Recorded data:
[start]

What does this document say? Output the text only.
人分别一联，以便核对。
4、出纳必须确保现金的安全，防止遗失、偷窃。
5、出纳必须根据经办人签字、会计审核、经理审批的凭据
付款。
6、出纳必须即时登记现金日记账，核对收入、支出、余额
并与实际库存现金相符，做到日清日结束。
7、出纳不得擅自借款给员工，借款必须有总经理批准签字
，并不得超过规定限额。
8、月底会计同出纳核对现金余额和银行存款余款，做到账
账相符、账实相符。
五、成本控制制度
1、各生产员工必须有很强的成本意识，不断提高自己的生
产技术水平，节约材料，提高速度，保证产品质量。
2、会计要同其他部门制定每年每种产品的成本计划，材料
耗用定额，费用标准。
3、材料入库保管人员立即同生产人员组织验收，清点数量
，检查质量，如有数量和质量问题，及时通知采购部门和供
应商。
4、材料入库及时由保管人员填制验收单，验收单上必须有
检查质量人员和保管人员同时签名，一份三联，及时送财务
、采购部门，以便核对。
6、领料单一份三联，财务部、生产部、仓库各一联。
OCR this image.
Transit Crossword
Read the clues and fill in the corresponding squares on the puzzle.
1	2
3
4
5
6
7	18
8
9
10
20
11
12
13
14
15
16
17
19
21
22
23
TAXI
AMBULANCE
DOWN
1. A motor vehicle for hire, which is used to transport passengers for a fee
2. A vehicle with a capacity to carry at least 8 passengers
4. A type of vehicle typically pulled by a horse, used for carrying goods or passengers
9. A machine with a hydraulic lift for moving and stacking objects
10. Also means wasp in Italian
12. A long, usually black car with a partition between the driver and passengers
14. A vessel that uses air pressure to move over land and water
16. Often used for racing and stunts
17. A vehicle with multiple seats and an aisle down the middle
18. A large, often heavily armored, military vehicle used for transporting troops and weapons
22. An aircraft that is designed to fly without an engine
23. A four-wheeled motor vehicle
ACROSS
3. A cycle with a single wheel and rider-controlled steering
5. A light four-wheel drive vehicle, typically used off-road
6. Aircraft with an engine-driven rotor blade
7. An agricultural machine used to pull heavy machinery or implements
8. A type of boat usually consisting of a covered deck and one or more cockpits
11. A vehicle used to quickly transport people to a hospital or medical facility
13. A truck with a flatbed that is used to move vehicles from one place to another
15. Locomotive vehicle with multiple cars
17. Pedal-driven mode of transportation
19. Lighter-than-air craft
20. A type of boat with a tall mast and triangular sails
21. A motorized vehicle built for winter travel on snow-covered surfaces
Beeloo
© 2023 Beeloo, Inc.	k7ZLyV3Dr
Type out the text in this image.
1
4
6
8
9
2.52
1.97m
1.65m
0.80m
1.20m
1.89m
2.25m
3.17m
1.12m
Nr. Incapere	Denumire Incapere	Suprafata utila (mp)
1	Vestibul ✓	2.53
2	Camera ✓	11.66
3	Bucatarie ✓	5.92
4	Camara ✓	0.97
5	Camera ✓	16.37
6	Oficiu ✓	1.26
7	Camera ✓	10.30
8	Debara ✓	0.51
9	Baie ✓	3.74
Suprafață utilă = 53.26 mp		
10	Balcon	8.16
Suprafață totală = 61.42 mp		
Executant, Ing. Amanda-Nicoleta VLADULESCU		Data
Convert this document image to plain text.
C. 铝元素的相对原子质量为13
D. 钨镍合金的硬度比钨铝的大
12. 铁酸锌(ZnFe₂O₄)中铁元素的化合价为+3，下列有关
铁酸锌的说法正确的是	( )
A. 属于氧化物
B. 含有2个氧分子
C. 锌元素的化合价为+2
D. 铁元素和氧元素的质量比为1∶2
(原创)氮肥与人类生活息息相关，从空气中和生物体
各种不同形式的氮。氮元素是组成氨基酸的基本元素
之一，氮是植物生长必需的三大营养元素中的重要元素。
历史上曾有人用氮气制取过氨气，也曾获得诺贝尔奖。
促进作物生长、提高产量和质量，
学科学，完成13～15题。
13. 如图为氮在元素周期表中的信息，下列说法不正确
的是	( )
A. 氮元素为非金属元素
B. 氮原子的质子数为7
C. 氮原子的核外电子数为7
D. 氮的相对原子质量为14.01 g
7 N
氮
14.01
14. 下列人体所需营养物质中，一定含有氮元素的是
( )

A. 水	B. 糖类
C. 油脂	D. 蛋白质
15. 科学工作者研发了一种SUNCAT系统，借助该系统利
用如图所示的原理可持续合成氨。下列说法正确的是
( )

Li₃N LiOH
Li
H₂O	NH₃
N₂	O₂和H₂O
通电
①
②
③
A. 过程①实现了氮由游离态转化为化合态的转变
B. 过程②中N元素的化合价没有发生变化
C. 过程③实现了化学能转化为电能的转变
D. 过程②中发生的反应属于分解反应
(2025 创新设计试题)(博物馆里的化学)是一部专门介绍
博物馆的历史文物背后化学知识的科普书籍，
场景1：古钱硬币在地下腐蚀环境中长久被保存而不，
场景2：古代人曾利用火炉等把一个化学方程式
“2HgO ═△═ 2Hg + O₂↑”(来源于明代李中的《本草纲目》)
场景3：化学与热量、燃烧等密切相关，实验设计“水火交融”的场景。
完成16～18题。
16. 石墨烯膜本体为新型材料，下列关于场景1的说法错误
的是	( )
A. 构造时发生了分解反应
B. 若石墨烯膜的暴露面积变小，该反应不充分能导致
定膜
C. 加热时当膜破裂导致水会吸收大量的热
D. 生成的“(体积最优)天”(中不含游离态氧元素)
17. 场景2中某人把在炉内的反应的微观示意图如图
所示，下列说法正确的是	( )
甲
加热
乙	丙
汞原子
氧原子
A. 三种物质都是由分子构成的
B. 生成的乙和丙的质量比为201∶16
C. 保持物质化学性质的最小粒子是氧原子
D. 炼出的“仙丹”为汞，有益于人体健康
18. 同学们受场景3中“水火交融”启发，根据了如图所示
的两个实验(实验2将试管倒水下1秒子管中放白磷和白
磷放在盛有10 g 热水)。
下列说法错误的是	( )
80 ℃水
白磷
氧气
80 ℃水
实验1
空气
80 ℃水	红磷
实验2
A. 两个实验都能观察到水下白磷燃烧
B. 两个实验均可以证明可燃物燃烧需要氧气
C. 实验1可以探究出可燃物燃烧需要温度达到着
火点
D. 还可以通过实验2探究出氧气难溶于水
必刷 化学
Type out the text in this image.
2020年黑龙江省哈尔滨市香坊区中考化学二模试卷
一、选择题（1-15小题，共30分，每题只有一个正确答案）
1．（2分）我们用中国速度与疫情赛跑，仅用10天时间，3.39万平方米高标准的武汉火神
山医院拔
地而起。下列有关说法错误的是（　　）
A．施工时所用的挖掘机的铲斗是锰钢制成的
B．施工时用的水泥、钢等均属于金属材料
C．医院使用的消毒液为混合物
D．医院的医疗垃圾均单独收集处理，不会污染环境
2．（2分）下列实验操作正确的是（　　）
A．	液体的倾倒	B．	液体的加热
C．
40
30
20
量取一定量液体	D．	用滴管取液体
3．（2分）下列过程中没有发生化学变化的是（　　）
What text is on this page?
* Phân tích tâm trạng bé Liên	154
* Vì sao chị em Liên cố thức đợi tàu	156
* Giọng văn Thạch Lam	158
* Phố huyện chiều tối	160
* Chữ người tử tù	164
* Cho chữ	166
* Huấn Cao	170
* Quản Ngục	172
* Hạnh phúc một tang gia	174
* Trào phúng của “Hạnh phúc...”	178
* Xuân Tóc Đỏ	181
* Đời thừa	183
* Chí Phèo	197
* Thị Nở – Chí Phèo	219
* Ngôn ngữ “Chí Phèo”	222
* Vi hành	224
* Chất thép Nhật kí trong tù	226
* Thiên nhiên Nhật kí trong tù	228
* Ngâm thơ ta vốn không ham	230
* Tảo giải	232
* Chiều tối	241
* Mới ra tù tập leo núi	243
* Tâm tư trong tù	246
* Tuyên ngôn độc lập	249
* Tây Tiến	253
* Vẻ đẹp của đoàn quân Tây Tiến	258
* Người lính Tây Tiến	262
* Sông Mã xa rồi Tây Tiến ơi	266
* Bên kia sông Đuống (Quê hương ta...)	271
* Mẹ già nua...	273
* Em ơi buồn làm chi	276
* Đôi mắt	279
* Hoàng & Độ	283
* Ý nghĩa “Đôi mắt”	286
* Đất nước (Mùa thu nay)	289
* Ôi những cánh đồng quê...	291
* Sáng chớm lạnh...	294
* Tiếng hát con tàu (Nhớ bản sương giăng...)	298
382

[end]

Stated exercise
Give back exactly the lines from the line containing "What text is on this page?" to the end of the entries, and no other lines.

Written response
What text is on this page?
* Phân tích tâm trạng bé Liên	154
* Vì sao chị em Liên cố thức đợi tàu	156
* Giọng văn Thạch Lam	158
* Phố huyện chiều tối	160
* Chữ người tử tù	164
* Cho chữ	166
* Huấn Cao	170
* Quản Ngục	172
* Hạnh phúc một tang gia	174
* Trào phúng của “Hạnh phúc...”	178
* Xuân Tóc Đỏ	181
* Đời thừa	183
* Chí Phèo	197
* Thị Nở – Chí Phèo	219
* Ngôn ngữ “Chí Phèo”	222
* Vi hành	224
* Chất thép Nhật kí trong tù	226
* Thiên nhiên Nhật kí trong tù	228
* Ngâm thơ ta vốn không ham	230
* Tảo giải	232
* Chiều tối	241
* Mới ra tù tập leo núi	243
* Tâm tư trong tù	246
* Tuyên ngôn độc lập	249
* Tây Tiến	253
* Vẻ đẹp của đoàn quân Tây Tiến	258
* Người lính Tây Tiến	262
* Sông Mã xa rồi Tây Tiến ơi	266
* Bên kia sông Đuống (Quê hương ta...)	271
* Mẹ già nua...	273
* Em ơi buồn làm chi	276
* Đôi mắt	279
* Hoàng & Độ	283
* Ý nghĩa “Đôi mắt”	286
* Đất nước (Mùa thu nay)	289
* Ôi những cánh đồng quê...	291
* Sáng chớm lạnh...	294
* Tiếng hát con tàu (Nhớ bản sương giăng...)	298
382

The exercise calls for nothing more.